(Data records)
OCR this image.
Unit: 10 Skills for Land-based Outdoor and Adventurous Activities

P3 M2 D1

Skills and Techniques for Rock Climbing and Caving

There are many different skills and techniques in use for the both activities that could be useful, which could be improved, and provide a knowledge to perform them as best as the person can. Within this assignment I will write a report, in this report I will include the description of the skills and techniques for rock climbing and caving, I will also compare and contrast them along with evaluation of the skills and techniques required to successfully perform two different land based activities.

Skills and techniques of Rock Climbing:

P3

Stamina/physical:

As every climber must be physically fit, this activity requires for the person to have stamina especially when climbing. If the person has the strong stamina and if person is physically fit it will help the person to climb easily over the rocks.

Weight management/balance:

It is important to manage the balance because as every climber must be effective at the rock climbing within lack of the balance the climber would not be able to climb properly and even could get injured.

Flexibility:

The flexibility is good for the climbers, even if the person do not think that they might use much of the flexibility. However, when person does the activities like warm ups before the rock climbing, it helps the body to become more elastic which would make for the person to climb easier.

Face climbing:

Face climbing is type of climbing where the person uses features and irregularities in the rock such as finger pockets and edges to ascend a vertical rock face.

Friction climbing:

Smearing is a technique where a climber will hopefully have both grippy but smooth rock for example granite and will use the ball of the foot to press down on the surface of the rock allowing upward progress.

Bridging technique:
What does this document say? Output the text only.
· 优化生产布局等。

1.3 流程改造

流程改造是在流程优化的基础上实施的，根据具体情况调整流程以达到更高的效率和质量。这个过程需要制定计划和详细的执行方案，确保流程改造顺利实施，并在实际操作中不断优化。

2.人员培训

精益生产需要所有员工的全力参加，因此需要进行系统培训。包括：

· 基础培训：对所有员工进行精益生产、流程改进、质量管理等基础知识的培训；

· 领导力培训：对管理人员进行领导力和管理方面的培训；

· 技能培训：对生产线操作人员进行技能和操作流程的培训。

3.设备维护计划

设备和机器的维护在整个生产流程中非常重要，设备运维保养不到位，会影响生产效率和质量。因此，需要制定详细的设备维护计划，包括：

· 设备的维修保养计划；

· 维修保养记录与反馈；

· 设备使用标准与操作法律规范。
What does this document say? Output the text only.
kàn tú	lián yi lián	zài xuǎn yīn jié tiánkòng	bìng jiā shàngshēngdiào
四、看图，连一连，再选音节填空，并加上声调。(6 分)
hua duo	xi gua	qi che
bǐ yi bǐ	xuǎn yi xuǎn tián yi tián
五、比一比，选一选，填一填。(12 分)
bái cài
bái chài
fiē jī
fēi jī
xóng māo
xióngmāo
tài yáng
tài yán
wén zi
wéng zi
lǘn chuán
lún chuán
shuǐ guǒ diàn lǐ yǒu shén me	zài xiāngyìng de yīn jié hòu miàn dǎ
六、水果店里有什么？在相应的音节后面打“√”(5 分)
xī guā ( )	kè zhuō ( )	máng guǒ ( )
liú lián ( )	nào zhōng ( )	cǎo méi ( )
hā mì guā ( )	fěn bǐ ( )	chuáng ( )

Task goal
Show every line above in which the word "balance" occurs.

Answer
Weight management/balance:
It is important to manage the balance because as every climber must be effective at the rock climbing within lack of the balance the climber would not be able to climb properly and even could get injured.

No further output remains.